Stated task: Using the data below, tally the lines that include the string "panel". Only the number is wanted.

[START Record excerpts]

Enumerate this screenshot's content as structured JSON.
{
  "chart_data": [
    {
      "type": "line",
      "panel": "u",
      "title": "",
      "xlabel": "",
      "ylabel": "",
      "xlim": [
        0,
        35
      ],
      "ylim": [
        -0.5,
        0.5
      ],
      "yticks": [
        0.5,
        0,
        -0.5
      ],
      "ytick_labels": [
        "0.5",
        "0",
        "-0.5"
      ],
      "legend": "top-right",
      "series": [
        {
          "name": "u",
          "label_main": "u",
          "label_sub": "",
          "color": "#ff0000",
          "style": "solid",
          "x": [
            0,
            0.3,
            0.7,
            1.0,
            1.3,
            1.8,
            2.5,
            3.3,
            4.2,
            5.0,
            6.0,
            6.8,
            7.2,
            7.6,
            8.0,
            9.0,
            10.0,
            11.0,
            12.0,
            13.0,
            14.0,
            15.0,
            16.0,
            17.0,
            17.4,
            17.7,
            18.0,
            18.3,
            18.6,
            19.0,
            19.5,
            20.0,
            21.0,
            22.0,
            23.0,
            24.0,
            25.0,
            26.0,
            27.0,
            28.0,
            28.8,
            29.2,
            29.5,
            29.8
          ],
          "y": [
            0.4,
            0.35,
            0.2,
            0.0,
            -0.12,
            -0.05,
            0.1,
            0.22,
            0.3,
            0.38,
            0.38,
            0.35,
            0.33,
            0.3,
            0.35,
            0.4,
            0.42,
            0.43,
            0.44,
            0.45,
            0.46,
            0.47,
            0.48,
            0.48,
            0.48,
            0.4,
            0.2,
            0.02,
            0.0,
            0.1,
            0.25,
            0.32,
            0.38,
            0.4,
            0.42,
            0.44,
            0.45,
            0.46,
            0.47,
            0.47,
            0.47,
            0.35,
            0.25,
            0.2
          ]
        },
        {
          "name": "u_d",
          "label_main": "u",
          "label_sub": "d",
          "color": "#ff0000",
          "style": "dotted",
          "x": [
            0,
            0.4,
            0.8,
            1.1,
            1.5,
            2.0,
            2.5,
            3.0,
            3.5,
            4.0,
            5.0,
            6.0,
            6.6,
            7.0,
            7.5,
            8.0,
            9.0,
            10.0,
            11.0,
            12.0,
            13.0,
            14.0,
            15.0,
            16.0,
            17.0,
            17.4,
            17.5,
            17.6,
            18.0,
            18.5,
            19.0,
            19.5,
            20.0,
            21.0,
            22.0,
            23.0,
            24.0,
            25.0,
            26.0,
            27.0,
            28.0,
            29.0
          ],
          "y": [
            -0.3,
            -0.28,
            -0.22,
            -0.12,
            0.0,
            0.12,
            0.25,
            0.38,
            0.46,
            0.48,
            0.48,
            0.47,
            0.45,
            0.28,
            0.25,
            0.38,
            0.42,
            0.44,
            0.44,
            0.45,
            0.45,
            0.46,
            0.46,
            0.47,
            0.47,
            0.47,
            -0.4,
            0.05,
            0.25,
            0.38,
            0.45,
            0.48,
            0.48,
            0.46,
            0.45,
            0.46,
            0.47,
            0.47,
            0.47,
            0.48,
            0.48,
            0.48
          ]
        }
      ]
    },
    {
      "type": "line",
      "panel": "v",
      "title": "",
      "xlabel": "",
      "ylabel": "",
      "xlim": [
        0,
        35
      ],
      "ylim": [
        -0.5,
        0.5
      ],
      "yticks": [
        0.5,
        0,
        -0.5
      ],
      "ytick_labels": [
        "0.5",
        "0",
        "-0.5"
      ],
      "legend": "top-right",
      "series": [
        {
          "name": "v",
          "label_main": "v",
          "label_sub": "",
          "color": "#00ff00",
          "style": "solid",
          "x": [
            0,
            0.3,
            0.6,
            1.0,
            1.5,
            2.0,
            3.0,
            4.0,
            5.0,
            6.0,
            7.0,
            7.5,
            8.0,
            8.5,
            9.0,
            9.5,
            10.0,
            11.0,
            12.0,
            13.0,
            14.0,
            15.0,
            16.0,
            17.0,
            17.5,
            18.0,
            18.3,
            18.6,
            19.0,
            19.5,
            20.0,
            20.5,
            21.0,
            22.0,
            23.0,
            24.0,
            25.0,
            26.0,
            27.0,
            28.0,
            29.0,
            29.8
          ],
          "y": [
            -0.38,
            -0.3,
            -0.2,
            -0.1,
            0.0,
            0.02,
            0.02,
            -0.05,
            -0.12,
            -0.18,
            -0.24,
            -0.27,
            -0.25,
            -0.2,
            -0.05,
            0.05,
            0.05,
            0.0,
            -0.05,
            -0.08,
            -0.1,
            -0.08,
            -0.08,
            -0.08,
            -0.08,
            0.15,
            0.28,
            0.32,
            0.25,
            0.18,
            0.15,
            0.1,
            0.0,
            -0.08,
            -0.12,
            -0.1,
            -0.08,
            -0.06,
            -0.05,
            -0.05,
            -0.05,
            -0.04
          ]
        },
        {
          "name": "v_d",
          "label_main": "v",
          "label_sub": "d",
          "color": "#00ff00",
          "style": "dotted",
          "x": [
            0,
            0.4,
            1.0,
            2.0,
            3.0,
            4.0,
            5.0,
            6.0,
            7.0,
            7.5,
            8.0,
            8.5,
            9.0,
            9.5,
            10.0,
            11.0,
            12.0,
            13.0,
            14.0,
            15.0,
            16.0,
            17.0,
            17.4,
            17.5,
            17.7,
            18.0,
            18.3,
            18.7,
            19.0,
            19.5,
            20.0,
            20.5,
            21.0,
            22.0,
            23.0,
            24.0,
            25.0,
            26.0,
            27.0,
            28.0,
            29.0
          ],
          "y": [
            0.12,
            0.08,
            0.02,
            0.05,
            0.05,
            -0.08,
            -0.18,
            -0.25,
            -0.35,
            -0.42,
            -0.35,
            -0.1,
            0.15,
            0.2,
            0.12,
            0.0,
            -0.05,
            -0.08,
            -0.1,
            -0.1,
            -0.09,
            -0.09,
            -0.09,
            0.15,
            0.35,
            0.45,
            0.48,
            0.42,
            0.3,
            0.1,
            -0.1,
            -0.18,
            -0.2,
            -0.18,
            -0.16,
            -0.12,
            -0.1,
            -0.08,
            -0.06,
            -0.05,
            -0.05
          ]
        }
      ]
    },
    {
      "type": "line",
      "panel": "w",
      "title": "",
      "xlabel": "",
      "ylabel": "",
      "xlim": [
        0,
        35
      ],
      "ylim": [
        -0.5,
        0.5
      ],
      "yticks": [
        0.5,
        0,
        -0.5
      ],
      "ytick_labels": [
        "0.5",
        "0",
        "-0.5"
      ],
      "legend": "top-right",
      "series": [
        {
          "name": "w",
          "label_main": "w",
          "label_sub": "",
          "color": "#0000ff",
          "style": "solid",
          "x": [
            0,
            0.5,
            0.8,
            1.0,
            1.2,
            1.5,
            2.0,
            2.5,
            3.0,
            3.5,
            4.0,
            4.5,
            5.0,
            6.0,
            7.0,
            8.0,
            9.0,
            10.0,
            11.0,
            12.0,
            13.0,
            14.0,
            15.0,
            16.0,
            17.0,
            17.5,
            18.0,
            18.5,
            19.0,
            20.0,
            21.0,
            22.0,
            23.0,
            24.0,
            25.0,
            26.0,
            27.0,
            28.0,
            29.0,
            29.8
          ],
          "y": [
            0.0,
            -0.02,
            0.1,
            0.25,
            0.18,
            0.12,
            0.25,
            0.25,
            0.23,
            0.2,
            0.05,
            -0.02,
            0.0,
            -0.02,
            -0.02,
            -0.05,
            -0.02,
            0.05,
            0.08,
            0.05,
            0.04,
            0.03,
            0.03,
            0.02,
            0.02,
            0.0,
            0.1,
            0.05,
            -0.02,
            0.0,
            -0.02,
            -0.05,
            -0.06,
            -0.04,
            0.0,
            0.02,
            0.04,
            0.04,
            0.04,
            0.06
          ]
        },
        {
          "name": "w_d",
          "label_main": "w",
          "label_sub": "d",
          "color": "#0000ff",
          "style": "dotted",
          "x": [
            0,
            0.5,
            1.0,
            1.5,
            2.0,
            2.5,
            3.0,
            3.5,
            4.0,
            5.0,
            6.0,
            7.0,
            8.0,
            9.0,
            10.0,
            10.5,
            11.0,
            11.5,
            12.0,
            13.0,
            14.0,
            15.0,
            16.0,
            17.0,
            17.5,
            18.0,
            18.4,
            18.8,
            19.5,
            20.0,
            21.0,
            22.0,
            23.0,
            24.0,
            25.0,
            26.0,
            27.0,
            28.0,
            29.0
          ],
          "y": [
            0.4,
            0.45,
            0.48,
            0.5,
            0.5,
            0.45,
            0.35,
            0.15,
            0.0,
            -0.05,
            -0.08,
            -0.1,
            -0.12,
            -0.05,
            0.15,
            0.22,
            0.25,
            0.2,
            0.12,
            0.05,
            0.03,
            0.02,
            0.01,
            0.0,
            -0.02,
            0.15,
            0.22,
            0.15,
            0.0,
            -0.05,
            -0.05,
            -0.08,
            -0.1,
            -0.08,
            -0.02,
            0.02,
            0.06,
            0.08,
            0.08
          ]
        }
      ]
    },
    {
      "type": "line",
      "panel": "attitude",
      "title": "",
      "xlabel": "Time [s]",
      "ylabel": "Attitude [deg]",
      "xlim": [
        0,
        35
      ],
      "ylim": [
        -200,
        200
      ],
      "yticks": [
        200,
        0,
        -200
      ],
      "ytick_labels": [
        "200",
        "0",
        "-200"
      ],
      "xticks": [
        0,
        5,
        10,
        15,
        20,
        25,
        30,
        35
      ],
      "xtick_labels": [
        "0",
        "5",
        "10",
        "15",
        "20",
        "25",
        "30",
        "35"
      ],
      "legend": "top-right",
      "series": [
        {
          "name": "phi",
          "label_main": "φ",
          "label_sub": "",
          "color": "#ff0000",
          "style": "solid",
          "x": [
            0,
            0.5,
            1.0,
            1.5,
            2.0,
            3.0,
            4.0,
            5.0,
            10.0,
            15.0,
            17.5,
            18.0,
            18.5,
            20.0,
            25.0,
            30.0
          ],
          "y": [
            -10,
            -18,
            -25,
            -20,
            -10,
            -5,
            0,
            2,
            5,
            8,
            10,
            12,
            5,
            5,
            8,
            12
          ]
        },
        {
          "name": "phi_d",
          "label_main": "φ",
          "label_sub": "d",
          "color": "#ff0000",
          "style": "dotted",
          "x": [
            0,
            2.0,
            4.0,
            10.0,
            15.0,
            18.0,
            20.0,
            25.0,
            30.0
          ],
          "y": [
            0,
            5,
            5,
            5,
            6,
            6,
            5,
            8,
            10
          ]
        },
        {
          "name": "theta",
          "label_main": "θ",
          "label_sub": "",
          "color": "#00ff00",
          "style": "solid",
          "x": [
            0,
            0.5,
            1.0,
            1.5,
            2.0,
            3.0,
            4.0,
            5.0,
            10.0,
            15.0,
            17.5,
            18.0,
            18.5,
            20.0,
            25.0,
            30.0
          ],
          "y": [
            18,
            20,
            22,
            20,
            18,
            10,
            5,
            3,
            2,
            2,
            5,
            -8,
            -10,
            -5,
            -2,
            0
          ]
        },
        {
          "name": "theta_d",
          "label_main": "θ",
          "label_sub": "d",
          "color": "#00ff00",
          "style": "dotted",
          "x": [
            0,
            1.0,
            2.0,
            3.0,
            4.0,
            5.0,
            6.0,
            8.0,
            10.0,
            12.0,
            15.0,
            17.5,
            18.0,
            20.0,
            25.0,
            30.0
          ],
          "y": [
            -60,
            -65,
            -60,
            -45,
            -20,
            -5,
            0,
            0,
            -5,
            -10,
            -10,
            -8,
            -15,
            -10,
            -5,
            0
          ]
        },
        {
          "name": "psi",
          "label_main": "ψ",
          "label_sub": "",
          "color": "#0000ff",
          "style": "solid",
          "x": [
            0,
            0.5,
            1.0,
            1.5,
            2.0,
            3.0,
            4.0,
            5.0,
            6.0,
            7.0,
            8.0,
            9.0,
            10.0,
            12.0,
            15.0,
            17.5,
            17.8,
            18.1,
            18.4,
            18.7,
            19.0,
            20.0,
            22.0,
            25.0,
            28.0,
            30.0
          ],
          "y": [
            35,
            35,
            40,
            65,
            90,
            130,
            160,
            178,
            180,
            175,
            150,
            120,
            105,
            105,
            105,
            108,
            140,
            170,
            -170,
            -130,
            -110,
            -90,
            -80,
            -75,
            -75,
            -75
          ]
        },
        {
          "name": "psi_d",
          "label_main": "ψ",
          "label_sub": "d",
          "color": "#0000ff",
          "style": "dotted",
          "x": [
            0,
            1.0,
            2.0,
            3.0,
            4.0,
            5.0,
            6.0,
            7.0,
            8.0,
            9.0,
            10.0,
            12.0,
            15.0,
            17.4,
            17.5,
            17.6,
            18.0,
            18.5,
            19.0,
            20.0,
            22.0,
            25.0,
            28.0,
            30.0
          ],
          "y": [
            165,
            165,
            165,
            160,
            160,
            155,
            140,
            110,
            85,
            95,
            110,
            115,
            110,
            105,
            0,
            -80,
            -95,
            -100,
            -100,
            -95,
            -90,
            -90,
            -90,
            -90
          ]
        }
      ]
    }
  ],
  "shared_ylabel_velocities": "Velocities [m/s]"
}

[END Record excerpts]

Task solution: 4